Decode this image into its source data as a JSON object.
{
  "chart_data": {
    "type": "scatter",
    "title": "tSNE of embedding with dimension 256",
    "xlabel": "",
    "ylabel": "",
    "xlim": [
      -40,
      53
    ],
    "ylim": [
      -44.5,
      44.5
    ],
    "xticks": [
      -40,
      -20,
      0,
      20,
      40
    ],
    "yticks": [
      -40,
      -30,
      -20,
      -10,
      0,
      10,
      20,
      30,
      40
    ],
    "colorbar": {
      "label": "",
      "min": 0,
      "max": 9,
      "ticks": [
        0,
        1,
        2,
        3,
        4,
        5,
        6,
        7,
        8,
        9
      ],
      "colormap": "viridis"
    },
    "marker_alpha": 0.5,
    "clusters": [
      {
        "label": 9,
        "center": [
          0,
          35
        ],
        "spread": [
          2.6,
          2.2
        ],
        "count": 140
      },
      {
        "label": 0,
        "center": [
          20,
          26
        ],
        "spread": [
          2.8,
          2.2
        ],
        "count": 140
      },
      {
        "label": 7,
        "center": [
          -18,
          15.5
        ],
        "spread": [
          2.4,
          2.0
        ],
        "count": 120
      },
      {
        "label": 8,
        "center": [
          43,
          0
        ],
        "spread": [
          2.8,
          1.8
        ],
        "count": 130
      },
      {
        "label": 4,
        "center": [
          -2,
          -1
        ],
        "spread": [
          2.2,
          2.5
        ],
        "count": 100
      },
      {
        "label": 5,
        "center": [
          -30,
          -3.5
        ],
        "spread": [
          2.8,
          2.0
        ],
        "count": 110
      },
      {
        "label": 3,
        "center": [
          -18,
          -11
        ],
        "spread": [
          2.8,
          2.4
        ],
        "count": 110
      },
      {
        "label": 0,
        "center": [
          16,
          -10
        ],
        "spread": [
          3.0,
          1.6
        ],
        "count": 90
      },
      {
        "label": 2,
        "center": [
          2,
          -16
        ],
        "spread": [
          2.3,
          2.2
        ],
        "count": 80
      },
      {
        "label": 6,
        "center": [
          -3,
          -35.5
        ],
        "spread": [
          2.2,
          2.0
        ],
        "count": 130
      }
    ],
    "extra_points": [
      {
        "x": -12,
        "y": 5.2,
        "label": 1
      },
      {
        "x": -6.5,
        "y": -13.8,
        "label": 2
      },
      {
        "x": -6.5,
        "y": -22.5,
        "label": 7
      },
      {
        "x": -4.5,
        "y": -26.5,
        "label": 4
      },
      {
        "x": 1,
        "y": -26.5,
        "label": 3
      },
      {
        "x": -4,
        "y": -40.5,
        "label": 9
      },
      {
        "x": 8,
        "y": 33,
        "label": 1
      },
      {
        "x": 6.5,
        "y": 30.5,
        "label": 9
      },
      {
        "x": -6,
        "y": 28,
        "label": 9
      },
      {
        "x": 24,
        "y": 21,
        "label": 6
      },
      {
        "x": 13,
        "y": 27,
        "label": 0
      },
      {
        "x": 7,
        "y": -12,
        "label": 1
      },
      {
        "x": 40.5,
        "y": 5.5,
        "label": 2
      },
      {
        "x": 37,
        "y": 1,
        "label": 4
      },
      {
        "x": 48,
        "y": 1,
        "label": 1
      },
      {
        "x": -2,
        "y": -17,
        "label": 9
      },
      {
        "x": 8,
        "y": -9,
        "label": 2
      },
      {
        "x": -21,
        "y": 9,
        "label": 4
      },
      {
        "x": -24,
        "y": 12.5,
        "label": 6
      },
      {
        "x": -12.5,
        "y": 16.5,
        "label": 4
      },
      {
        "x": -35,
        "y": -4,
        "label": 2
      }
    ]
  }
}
+--
▸ Written task:
Show the data once more, exactly as it was written.

▸ Full response:
Decode this image into its source data as a JSON object.
{
  "chart_data": {
    "type": "scatter",
    "title": "tSNE of embedding with dimension 256",
    "xlabel": "",
    "ylabel": "",
    "xlim": [
      -40,
      53
    ],
    "ylim": [
      -44.5,
      44.5
    ],
    "xticks": [
      -40,
      -20,
      0,
      20,
      40
    ],
    "yticks": [
      -40,
      -30,
      -20,
      -10,
      0,
      10,
      20,
      30,
      40
    ],
    "colorbar": {
      "label": "",
      "min": 0,
      "max": 9,
      "ticks": [
        0,
        1,
        2,
        3,
        4,
        5,
        6,
        7,
        8,
        9
      ],
      "colormap": "viridis"
    },
    "marker_alpha": 0.5,
    "clusters": [
      {
        "label": 9,
        "center": [
          0,
          35
        ],
        "spread": [
          2.6,
          2.2
        ],
        "count": 140
      },
      {
        "label": 0,
        "center": [
          20,
          26
        ],
        "spread": [
          2.8,
          2.2
        ],
        "count": 140
      },
      {
        "label": 7,
        "center": [
          -18,
          15.5
        ],
        "spread": [
          2.4,
          2.0
        ],
        "count": 120
      },
      {
        "label": 8,
        "center": [
          43,
          0
        ],
        "spread": [
          2.8,
          1.8
        ],
        "count": 130
      },
      {
        "label": 4,
        "center": [
          -2,
          -1
        ],
        "spread": [
          2.2,
          2.5
        ],
        "count": 100
      },
      {
        "label": 5,
        "center": [
          -30,
          -3.5
        ],
        "spread": [
          2.8,
          2.0
        ],
        "count": 110
      },
      {
        "label": 3,
        "center": [
          -18,
          -11
        ],
        "spread": [
          2.8,
          2.4
        ],
        "count": 110
      },
      {
        "label": 0,
        "center": [
          16,
          -10
        ],
        "spread": [
          3.0,
          1.6
        ],
        "count": 90
      },
      {
        "label": 2,
        "center": [
          2,
          -16
        ],
        "spread": [
          2.3,
          2.2
        ],
        "count": 80
      },
      {
        "label": 6,
        "center": [
          -3,
          -35.5
        ],
        "spread": [
          2.2,
          2.0
        ],
        "count": 130
      }
    ],
    "extra_points": [
      {
        "x": -12,
        "y": 5.2,
        "label": 1
      },
      {
        "x": -6.5,
        "y": -13.8,
        "label": 2
      },
      {
        "x": -6.5,
        "y": -22.5,
        "label": 7
      },
      {
        "x": -4.5,
        "y": -26.5,
        "label": 4
      },
      {
        "x": 1,
        "y": -26.5,
        "label": 3
      },
      {
        "x": -4,
        "y": -40.5,
        "label": 9
      },
      {
        "x": 8,
        "y": 33,
        "label": 1
      },
      {
        "x": 6.5,
        "y": 30.5,
        "label": 9
      },
      {
        "x": -6,
        "y": 28,
        "label": 9
      },
      {
        "x": 24,
        "y": 21,
        "label": 6
      },
      {
        "x": 13,
        "y": 27,
        "label": 0
      },
      {
        "x": 7,
        "y": -12,
        "label": 1
      },
      {
        "x": 40.5,
        "y": 5.5,
        "label": 2
      },
      {
        "x": 37,
        "y": 1,
        "label": 4
      },
      {
        "x": 48,
        "y": 1,
        "label": 1
      },
      {
        "x": -2,
        "y": -17,
        "label": 9
      },
      {
        "x": 8,
        "y": -9,
        "label": 2
      },
      {
        "x": -21,
        "y": 9,
        "label": 4
      },
      {
        "x": -24,
        "y": 12.5,
        "label": 6
      },
      {
        "x": -12.5,
        "y": 16.5,
        "label": 4
      },
      {
        "x": -35,
        "y": -4,
        "label": 2
      }
    ]
  }
}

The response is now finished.